→ EXERCISE:
Exactly how many lines have the word "fecha"? Answer with the bare number.

→ DATA:
§ §

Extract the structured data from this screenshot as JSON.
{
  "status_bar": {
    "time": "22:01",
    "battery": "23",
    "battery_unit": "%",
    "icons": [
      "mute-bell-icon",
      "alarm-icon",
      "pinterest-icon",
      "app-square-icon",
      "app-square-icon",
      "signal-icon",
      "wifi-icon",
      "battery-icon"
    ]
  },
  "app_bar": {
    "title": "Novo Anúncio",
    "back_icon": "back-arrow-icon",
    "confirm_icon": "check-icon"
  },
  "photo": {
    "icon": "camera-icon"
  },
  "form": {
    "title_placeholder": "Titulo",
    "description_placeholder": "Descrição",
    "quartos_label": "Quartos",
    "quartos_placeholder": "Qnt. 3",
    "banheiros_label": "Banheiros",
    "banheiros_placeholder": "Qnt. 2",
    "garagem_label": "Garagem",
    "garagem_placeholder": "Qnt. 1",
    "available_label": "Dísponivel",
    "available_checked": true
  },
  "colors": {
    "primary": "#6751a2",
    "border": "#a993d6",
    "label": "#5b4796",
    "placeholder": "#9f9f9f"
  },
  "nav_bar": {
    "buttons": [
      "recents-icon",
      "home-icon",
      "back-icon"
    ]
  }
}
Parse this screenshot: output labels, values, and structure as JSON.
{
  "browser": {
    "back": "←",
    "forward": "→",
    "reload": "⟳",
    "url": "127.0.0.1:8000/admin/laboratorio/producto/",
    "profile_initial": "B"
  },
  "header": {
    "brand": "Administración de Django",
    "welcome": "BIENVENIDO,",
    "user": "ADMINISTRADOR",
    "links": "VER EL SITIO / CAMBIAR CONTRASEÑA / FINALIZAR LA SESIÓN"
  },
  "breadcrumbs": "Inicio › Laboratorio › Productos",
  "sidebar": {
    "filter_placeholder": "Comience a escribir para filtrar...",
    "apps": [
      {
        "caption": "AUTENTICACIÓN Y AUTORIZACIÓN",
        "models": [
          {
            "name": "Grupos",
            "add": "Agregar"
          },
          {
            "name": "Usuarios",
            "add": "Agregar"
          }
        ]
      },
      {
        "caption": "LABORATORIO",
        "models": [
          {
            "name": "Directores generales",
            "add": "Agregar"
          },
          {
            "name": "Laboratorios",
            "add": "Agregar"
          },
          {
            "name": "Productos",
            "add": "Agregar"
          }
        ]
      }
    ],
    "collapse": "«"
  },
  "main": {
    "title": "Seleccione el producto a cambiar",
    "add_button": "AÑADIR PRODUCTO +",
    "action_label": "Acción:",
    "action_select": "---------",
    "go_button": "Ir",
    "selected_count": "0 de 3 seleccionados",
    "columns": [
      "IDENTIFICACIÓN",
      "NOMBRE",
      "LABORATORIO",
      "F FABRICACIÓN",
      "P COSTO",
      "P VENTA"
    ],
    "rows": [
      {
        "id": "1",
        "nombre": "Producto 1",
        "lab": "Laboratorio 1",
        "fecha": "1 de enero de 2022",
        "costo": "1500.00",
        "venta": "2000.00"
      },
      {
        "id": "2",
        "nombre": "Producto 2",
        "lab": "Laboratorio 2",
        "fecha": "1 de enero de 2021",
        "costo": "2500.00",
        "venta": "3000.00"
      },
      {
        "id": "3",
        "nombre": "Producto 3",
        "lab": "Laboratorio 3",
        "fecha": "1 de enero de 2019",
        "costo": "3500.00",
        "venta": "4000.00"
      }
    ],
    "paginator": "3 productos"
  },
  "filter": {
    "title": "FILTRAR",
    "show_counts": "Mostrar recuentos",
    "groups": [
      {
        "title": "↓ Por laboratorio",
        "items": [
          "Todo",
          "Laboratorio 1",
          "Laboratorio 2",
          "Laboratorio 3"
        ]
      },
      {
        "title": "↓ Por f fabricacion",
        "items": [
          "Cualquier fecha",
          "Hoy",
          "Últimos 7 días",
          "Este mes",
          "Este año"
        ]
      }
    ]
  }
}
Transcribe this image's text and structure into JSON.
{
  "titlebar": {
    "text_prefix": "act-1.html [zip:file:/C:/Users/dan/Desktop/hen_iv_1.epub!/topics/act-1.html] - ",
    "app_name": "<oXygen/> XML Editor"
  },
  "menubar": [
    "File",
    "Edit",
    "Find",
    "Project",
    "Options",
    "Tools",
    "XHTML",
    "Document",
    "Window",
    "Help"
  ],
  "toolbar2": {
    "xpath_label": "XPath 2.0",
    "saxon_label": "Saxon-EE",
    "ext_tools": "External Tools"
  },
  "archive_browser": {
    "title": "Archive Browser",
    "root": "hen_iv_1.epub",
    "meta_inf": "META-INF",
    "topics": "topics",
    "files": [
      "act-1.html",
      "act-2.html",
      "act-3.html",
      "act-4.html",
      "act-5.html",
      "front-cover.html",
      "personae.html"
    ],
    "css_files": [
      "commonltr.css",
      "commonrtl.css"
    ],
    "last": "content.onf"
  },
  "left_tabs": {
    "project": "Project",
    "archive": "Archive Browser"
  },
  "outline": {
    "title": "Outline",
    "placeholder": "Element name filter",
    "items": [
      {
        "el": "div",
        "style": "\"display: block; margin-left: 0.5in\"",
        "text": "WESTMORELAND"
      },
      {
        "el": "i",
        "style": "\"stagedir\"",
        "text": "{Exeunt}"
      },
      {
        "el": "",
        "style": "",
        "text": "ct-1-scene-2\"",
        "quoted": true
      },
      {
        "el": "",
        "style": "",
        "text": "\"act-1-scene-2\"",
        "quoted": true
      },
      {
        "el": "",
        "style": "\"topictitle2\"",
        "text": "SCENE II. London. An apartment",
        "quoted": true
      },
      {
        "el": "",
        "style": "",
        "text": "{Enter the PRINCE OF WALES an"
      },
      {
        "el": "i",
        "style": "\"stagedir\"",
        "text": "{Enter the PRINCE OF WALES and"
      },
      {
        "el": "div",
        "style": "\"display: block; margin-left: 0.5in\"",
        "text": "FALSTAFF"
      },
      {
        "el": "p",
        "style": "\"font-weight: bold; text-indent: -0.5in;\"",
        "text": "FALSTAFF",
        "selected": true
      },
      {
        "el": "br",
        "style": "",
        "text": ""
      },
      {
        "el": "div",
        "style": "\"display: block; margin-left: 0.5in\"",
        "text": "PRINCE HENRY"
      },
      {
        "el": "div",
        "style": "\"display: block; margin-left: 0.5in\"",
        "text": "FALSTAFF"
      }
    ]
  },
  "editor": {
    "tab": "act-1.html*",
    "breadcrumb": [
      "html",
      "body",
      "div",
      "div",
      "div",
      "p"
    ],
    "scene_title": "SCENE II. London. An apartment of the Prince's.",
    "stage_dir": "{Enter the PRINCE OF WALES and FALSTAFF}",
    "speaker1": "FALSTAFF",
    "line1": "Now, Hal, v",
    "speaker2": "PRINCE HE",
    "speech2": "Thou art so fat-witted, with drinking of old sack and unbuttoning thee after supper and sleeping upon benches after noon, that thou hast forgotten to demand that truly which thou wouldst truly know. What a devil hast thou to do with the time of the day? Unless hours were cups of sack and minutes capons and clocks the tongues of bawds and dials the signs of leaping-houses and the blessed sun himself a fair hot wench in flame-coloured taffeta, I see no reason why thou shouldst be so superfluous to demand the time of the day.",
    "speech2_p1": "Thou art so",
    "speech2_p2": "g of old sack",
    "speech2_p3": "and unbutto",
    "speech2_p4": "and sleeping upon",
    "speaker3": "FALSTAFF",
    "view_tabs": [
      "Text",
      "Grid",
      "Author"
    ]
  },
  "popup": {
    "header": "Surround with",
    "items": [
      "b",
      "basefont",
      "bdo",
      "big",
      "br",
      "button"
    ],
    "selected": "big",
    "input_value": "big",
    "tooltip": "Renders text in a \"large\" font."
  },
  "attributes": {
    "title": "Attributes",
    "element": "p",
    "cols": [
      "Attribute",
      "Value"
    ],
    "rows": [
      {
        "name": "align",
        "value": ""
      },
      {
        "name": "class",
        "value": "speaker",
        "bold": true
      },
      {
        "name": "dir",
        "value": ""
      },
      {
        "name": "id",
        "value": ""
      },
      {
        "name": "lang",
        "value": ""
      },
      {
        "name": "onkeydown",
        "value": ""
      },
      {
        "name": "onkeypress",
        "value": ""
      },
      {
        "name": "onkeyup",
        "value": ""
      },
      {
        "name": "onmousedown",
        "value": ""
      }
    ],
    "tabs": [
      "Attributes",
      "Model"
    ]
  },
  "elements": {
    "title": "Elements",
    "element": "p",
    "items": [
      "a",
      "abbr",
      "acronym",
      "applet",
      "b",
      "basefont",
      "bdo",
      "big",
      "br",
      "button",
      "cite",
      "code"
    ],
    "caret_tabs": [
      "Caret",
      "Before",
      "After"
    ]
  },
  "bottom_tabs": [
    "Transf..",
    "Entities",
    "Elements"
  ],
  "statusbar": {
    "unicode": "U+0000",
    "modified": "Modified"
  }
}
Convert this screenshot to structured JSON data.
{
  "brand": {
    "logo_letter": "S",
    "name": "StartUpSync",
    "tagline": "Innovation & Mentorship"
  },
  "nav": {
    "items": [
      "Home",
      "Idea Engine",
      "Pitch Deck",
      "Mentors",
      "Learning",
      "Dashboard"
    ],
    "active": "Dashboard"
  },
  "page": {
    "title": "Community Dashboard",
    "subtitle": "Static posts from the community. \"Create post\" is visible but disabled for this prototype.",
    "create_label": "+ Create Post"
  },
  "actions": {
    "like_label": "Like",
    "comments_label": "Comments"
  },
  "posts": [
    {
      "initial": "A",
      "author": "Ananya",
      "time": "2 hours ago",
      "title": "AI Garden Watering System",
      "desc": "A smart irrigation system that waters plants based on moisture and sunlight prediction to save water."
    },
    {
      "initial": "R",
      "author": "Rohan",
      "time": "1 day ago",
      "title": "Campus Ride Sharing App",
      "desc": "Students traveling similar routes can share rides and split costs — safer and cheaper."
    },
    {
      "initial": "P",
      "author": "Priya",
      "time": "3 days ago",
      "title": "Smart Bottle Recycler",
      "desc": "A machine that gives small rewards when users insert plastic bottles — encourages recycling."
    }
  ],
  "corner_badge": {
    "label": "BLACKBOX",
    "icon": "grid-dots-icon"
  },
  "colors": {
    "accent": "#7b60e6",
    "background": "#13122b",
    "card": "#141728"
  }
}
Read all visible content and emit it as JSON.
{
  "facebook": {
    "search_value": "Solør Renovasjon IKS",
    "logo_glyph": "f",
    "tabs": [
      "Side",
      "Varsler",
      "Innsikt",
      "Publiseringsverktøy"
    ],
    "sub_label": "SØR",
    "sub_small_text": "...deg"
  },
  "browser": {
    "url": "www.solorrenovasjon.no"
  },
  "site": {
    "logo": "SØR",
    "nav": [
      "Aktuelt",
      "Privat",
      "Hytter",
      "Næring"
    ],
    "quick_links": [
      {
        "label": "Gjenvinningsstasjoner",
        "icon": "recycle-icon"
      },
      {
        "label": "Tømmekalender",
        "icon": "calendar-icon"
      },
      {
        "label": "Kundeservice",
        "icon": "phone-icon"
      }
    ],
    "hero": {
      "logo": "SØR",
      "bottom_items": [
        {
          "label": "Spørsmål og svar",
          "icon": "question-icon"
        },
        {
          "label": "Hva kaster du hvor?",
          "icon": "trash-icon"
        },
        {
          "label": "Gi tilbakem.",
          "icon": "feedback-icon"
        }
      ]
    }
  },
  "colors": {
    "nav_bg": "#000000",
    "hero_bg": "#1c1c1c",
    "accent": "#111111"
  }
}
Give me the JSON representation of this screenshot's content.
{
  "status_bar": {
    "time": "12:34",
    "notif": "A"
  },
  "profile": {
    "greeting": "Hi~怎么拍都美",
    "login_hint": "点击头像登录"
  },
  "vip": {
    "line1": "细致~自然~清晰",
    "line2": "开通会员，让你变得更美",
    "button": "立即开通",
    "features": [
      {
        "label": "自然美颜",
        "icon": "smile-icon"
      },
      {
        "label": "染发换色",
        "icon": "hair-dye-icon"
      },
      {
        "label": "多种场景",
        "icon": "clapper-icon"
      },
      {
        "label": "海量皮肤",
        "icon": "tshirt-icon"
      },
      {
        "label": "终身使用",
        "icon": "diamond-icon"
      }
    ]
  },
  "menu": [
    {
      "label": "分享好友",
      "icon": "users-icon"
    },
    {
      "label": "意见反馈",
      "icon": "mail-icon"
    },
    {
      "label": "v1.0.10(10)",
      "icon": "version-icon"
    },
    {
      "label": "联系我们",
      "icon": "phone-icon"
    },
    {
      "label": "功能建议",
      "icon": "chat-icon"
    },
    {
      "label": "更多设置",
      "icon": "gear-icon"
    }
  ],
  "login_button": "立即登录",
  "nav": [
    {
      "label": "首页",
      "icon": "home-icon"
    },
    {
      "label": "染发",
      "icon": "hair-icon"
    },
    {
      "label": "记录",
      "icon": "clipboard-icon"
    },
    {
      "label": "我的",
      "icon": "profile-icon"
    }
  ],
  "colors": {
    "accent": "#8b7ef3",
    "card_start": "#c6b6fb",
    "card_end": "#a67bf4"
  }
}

§ §

→ RESPONSE:
4